WRITTEN PROBLEM :: Change "paper-fold-line" to "crease-line" in the lines from the first one through the line that contains "ruler-tick xyxy=(135,1250,137,1267)", and give those lines again with nothing else altered.

MATERIAL FOR THE TASK ::
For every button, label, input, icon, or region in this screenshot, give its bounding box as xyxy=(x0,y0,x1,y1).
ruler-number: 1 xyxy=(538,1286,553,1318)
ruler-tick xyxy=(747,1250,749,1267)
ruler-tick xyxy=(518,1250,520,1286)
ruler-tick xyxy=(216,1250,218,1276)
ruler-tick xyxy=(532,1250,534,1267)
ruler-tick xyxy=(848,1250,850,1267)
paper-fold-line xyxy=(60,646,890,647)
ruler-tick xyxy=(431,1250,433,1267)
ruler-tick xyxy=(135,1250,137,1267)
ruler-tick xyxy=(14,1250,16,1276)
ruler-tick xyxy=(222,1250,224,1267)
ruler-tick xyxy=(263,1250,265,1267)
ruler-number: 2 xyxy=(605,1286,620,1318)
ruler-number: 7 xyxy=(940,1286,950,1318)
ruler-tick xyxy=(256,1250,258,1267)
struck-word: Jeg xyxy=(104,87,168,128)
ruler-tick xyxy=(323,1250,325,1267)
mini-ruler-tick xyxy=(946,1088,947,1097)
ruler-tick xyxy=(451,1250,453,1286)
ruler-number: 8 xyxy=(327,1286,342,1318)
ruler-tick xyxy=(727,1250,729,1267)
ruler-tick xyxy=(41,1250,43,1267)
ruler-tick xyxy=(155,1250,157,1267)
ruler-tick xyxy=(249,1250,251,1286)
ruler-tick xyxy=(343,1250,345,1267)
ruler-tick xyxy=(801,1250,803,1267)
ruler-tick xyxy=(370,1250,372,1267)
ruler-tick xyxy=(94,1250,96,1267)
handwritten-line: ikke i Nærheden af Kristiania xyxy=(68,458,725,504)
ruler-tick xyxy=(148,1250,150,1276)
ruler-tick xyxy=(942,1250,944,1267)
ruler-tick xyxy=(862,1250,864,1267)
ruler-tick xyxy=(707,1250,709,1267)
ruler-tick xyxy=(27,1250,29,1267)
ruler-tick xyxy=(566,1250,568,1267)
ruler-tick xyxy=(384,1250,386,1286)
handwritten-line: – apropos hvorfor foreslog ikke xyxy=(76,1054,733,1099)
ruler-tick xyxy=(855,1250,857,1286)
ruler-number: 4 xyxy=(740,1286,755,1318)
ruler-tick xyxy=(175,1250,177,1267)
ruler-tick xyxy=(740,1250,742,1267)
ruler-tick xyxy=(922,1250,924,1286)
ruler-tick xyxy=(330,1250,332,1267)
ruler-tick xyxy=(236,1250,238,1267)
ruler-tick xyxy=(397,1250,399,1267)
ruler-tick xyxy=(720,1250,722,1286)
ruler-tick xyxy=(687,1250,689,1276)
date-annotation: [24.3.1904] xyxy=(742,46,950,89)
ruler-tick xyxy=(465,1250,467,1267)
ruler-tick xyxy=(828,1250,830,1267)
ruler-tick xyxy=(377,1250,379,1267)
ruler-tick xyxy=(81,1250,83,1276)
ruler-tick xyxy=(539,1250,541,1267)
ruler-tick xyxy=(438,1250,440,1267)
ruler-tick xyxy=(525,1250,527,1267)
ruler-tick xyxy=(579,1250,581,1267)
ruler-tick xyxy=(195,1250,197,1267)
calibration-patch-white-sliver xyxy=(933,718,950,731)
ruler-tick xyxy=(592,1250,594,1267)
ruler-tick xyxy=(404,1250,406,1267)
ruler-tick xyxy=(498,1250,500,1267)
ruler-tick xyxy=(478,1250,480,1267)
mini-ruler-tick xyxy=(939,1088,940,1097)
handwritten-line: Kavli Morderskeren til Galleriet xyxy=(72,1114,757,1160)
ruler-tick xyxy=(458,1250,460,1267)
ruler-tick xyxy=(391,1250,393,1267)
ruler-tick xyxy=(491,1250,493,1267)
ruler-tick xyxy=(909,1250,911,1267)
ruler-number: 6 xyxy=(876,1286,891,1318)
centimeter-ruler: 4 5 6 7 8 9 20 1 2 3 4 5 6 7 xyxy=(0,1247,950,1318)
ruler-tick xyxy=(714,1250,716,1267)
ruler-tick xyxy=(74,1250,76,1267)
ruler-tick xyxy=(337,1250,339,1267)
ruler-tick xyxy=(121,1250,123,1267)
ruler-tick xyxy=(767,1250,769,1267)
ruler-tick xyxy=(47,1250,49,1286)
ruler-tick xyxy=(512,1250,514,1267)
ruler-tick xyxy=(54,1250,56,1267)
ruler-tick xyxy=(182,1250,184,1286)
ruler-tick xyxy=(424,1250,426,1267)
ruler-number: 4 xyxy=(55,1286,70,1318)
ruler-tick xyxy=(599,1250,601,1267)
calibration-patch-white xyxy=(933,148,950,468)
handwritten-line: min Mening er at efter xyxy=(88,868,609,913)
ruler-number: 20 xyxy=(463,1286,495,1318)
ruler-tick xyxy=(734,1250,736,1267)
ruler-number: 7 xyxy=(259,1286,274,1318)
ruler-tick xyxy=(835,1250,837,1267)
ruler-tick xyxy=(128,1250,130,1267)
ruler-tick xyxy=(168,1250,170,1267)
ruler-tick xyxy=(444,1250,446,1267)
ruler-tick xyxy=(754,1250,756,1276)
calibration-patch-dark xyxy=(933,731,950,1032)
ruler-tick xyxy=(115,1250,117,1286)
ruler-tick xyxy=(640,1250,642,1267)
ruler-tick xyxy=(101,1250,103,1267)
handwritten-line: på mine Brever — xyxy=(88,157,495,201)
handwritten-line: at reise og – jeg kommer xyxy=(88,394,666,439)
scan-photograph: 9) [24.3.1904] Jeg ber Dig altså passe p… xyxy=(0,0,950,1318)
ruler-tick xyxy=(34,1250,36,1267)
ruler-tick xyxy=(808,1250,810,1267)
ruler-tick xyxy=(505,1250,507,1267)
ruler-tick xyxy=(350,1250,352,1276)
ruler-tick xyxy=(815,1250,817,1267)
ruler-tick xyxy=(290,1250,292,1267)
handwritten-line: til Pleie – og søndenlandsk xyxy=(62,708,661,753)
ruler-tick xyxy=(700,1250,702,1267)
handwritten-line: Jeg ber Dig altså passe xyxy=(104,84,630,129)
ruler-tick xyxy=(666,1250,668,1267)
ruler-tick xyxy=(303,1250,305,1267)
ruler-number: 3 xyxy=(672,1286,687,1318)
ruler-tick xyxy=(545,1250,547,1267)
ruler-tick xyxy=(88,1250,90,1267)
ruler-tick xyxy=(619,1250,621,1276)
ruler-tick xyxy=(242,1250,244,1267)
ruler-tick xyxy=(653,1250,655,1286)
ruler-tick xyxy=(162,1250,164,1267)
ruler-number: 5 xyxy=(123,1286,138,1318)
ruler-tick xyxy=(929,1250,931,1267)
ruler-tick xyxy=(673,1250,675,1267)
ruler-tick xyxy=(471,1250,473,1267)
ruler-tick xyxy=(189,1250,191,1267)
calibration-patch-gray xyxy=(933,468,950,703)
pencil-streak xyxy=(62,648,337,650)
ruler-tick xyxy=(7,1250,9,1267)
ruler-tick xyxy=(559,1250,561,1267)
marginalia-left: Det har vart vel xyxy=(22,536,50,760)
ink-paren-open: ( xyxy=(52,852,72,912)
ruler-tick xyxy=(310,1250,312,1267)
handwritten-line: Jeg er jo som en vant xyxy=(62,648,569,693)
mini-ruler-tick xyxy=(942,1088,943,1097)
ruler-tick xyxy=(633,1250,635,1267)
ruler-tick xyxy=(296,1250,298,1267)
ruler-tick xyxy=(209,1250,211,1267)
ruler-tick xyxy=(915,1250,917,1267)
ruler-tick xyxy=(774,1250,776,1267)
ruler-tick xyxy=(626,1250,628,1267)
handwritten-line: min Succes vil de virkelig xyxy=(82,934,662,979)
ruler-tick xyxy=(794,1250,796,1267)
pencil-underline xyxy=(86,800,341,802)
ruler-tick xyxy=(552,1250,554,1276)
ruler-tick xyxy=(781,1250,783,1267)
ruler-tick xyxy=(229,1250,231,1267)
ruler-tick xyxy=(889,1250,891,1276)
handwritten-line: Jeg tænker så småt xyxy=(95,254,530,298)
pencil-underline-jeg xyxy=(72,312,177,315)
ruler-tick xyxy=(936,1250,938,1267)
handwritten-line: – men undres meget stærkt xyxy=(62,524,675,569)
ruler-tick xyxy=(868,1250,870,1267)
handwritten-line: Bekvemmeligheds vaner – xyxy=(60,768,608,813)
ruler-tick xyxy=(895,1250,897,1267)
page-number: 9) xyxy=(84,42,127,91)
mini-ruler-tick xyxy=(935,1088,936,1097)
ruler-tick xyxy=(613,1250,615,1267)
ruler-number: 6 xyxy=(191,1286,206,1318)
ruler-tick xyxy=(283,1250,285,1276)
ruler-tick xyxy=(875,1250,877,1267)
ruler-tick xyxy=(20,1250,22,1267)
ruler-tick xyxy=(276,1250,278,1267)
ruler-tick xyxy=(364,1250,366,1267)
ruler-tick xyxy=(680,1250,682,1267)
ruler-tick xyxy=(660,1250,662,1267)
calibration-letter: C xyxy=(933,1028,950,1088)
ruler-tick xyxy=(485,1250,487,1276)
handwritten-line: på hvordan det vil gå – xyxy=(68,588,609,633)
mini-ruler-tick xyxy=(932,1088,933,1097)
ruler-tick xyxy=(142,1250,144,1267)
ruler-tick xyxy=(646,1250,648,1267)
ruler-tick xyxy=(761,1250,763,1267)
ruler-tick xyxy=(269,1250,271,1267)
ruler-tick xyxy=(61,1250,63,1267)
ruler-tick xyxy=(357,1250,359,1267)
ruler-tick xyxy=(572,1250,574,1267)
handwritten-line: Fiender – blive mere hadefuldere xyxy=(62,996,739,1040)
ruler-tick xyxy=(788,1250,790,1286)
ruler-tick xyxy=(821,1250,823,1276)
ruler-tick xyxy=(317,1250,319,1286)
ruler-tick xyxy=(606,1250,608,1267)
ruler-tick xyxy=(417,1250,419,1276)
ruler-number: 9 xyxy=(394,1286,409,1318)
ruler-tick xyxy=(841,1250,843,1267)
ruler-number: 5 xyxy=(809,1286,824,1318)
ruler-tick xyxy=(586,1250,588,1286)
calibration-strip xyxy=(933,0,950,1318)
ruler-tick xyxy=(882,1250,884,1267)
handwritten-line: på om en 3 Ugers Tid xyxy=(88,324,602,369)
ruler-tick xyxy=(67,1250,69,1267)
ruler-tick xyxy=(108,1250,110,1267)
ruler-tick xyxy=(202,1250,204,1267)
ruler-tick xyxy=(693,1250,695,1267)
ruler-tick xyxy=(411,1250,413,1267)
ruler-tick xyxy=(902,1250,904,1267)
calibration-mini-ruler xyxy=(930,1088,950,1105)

RESULT ::
For every button, label, input, icon, or region in this screenshot, give its bounding box as xyxy=(x0,y0,x1,y1).
ruler-number: 1 xyxy=(538,1286,553,1318)
ruler-tick xyxy=(747,1250,749,1267)
ruler-tick xyxy=(518,1250,520,1286)
ruler-tick xyxy=(216,1250,218,1276)
ruler-tick xyxy=(532,1250,534,1267)
ruler-tick xyxy=(848,1250,850,1267)
crease-line xyxy=(60,646,890,647)
ruler-tick xyxy=(431,1250,433,1267)
ruler-tick xyxy=(135,1250,137,1267)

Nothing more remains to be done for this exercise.